--- GIVEN EXERCISE ---
Go through the listing and copy each line with the string "opératoires".

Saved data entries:
::::::::::

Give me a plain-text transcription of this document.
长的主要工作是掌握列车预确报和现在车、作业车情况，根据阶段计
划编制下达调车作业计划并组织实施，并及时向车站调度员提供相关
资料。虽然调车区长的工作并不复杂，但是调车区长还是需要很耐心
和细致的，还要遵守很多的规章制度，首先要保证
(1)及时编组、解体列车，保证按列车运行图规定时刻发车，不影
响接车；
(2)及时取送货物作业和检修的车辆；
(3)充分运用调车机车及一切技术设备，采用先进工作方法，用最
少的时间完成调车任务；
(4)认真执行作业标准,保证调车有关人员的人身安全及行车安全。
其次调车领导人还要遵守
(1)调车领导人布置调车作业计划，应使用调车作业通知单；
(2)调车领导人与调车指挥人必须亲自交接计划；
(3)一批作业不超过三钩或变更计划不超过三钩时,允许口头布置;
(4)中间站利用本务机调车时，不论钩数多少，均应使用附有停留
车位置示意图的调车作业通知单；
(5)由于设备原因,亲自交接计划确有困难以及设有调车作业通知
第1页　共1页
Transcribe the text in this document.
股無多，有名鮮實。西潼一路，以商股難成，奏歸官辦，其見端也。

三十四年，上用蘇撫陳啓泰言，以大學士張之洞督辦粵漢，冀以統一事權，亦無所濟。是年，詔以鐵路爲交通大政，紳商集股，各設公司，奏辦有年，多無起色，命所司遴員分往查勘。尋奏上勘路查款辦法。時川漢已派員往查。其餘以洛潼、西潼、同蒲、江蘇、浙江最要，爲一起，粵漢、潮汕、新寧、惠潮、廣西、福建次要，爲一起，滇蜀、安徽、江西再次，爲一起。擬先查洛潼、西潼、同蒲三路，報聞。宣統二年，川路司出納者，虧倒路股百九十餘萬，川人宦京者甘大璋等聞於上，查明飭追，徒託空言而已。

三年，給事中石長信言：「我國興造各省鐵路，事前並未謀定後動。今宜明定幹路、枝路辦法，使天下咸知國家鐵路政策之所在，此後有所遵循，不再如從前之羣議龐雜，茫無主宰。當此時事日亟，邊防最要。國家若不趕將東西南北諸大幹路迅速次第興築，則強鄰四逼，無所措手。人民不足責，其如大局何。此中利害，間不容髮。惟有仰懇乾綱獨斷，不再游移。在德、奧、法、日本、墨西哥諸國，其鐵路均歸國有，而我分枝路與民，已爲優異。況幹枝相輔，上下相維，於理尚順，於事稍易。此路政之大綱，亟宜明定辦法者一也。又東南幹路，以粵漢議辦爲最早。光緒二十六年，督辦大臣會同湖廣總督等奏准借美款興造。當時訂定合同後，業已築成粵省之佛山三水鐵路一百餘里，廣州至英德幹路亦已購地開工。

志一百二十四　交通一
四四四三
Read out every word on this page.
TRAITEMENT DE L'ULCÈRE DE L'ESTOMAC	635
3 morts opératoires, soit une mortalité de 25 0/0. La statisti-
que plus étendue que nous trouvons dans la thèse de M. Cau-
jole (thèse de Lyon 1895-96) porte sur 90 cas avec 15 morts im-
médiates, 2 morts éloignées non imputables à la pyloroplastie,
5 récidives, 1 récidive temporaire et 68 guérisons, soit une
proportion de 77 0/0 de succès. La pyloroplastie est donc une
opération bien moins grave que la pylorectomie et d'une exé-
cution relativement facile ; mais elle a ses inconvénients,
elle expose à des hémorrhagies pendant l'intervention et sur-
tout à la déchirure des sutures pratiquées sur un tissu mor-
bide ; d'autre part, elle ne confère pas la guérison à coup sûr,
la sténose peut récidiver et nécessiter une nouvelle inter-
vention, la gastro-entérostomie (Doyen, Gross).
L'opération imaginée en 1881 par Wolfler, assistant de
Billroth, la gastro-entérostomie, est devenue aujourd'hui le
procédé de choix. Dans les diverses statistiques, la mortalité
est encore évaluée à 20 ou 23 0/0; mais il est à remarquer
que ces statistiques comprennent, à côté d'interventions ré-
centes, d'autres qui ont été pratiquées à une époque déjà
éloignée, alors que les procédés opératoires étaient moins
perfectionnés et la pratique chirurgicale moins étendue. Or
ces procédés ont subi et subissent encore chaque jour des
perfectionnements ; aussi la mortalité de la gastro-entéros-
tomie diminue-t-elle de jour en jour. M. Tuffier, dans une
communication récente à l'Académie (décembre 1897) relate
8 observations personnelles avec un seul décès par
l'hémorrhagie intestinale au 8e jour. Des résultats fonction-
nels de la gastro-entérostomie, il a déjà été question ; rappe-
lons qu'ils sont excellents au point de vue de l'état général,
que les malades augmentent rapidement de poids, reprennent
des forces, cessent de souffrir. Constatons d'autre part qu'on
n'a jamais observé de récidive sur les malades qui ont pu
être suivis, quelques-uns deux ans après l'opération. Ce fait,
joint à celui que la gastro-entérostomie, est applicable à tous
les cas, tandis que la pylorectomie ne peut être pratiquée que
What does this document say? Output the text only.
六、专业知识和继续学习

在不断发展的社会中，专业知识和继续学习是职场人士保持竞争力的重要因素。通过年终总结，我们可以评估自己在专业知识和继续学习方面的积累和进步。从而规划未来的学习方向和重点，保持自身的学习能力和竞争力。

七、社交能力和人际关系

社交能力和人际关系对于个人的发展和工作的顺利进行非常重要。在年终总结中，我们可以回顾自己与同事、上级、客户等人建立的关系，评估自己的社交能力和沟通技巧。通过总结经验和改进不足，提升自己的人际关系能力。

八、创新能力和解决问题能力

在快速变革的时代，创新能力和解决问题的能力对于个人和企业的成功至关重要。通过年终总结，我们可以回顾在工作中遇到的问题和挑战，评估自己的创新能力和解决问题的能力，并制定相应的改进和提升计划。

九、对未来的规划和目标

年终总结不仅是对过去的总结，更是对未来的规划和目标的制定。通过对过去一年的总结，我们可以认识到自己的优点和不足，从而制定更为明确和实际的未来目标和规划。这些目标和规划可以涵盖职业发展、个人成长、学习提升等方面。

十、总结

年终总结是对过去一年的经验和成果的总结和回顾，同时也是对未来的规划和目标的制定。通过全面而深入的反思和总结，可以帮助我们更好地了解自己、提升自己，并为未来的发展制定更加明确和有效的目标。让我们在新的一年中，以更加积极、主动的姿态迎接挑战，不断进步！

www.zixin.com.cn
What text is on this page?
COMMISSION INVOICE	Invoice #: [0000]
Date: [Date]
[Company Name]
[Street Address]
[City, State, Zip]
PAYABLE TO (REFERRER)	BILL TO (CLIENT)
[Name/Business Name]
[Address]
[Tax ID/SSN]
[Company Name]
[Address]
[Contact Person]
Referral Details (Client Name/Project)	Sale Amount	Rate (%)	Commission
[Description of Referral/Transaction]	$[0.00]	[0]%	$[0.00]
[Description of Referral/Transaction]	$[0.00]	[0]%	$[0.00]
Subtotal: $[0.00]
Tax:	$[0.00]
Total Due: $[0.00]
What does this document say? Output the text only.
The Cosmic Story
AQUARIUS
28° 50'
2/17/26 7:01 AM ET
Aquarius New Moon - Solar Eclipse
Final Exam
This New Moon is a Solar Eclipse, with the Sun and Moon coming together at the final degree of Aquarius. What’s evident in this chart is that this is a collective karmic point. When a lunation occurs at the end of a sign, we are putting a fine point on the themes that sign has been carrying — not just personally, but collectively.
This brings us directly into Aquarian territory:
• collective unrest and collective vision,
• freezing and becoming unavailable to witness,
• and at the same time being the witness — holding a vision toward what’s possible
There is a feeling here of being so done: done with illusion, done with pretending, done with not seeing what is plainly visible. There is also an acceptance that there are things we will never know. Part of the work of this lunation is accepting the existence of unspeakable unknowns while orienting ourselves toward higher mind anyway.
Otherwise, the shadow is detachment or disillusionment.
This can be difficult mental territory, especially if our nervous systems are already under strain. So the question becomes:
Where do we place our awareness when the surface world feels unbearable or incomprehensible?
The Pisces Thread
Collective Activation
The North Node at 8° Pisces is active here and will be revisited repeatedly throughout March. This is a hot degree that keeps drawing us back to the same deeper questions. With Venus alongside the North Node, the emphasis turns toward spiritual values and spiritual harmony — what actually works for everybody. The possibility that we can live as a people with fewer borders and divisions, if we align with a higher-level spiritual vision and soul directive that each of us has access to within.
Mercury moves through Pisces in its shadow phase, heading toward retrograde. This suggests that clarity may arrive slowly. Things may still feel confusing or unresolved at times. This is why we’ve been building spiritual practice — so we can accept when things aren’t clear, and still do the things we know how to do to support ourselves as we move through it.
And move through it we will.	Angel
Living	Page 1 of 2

::::::::::

--- RESPONSE TO THE EXERCISE ---
3 morts opératoires, soit une mortalité de 25 0/0. La statisti-
éloignée, alors que les procédés opératoires étaient moins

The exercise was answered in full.